Start of PROVIDED MATERIAL

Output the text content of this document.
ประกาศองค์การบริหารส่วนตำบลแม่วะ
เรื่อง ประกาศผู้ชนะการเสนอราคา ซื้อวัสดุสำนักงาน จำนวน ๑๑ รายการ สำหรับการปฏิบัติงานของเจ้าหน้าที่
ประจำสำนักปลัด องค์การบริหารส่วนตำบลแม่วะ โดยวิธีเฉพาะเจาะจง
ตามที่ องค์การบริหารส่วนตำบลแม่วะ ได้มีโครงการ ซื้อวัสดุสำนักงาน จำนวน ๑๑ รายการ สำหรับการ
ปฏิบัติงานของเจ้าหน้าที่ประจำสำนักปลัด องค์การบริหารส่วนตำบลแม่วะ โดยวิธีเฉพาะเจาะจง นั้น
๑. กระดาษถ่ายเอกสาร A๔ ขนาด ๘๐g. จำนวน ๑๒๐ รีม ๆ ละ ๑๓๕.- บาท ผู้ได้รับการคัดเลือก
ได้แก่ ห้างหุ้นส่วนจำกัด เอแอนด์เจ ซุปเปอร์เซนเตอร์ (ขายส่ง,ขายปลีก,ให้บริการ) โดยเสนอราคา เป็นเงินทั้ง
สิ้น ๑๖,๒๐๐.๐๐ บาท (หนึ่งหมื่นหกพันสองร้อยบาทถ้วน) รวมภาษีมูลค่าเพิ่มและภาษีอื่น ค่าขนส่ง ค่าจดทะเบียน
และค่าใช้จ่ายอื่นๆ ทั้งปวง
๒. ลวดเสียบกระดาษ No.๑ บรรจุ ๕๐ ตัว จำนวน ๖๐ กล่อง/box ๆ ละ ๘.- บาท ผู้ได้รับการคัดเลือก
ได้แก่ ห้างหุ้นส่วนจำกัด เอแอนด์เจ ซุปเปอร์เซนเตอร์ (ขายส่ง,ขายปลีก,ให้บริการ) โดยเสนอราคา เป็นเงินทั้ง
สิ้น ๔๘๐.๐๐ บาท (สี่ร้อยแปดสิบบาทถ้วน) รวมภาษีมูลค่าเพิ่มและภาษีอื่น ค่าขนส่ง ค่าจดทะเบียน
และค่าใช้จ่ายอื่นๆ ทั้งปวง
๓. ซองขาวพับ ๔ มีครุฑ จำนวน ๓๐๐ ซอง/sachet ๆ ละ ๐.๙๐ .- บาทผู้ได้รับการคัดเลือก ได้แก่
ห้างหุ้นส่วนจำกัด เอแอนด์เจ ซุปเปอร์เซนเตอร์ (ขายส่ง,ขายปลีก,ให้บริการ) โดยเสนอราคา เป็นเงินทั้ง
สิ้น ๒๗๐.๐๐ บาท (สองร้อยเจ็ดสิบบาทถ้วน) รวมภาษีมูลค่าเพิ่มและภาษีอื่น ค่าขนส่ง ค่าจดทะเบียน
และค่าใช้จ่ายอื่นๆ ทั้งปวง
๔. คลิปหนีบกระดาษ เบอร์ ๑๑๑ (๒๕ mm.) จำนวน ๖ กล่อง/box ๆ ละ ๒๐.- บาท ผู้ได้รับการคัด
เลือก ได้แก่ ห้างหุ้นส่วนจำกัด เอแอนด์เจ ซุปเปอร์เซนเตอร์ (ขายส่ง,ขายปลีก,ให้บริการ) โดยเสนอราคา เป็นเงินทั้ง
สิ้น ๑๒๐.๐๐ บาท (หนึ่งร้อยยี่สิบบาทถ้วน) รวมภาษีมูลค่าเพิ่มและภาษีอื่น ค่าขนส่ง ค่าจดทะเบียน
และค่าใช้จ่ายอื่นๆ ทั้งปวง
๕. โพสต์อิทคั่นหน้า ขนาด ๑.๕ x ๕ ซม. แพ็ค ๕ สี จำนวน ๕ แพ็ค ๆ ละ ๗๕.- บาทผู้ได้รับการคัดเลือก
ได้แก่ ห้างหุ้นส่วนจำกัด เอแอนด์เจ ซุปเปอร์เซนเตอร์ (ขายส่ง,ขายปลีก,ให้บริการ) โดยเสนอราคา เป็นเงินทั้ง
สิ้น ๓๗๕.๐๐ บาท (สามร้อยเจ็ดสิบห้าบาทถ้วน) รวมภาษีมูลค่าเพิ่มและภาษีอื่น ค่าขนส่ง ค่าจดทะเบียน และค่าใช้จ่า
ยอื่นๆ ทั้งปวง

End of PROVIDED MATERIAL

DIRECTION:
Above are some records. Print them all exactly.

SOLUTION BELOW:
Output the text content of this document.
ประกาศองค์การบริหารส่วนตำบลแม่วะ
เรื่อง ประกาศผู้ชนะการเสนอราคา ซื้อวัสดุสำนักงาน จำนวน ๑๑ รายการ สำหรับการปฏิบัติงานของเจ้าหน้าที่
ประจำสำนักปลัด องค์การบริหารส่วนตำบลแม่วะ โดยวิธีเฉพาะเจาะจง
ตามที่ องค์การบริหารส่วนตำบลแม่วะ ได้มีโครงการ ซื้อวัสดุสำนักงาน จำนวน ๑๑ รายการ สำหรับการ
ปฏิบัติงานของเจ้าหน้าที่ประจำสำนักปลัด องค์การบริหารส่วนตำบลแม่วะ โดยวิธีเฉพาะเจาะจง นั้น
๑. กระดาษถ่ายเอกสาร A๔ ขนาด ๘๐g. จำนวน ๑๒๐ รีม ๆ ละ ๑๓๕.- บาท ผู้ได้รับการคัดเลือก
ได้แก่ ห้างหุ้นส่วนจำกัด เอแอนด์เจ ซุปเปอร์เซนเตอร์ (ขายส่ง,ขายปลีก,ให้บริการ) โดยเสนอราคา เป็นเงินทั้ง
สิ้น ๑๖,๒๐๐.๐๐ บาท (หนึ่งหมื่นหกพันสองร้อยบาทถ้วน) รวมภาษีมูลค่าเพิ่มและภาษีอื่น ค่าขนส่ง ค่าจดทะเบียน
และค่าใช้จ่ายอื่นๆ ทั้งปวง
๒. ลวดเสียบกระดาษ No.๑ บรรจุ ๕๐ ตัว จำนวน ๖๐ กล่อง/box ๆ ละ ๘.- บาท ผู้ได้รับการคัดเลือก
ได้แก่ ห้างหุ้นส่วนจำกัด เอแอนด์เจ ซุปเปอร์เซนเตอร์ (ขายส่ง,ขายปลีก,ให้บริการ) โดยเสนอราคา เป็นเงินทั้ง
สิ้น ๔๘๐.๐๐ บาท (สี่ร้อยแปดสิบบาทถ้วน) รวมภาษีมูลค่าเพิ่มและภาษีอื่น ค่าขนส่ง ค่าจดทะเบียน
และค่าใช้จ่ายอื่นๆ ทั้งปวง
๓. ซองขาวพับ ๔ มีครุฑ จำนวน ๓๐๐ ซอง/sachet ๆ ละ ๐.๙๐ .- บาทผู้ได้รับการคัดเลือก ได้แก่
ห้างหุ้นส่วนจำกัด เอแอนด์เจ ซุปเปอร์เซนเตอร์ (ขายส่ง,ขายปลีก,ให้บริการ) โดยเสนอราคา เป็นเงินทั้ง
สิ้น ๒๗๐.๐๐ บาท (สองร้อยเจ็ดสิบบาทถ้วน) รวมภาษีมูลค่าเพิ่มและภาษีอื่น ค่าขนส่ง ค่าจดทะเบียน
และค่าใช้จ่ายอื่นๆ ทั้งปวง
๔. คลิปหนีบกระดาษ เบอร์ ๑๑๑ (๒๕ mm.) จำนวน ๖ กล่อง/box ๆ ละ ๒๐.- บาท ผู้ได้รับการคัด
เลือก ได้แก่ ห้างหุ้นส่วนจำกัด เอแอนด์เจ ซุปเปอร์เซนเตอร์ (ขายส่ง,ขายปลีก,ให้บริการ) โดยเสนอราคา เป็นเงินทั้ง
สิ้น ๑๒๐.๐๐ บาท (หนึ่งร้อยยี่สิบบาทถ้วน) รวมภาษีมูลค่าเพิ่มและภาษีอื่น ค่าขนส่ง ค่าจดทะเบียน
และค่าใช้จ่ายอื่นๆ ทั้งปวง
๕. โพสต์อิทคั่นหน้า ขนาด ๑.๕ x ๕ ซม. แพ็ค ๕ สี จำนวน ๕ แพ็ค ๆ ละ ๗๕.- บาทผู้ได้รับการคัดเลือก
ได้แก่ ห้างหุ้นส่วนจำกัด เอแอนด์เจ ซุปเปอร์เซนเตอร์ (ขายส่ง,ขายปลีก,ให้บริการ) โดยเสนอราคา เป็นเงินทั้ง
สิ้น ๓๗๕.๐๐ บาท (สามร้อยเจ็ดสิบห้าบาทถ้วน) รวมภาษีมูลค่าเพิ่มและภาษีอื่น ค่าขนส่ง ค่าจดทะเบียน และค่าใช้จ่า
ยอื่นๆ ทั้งปวง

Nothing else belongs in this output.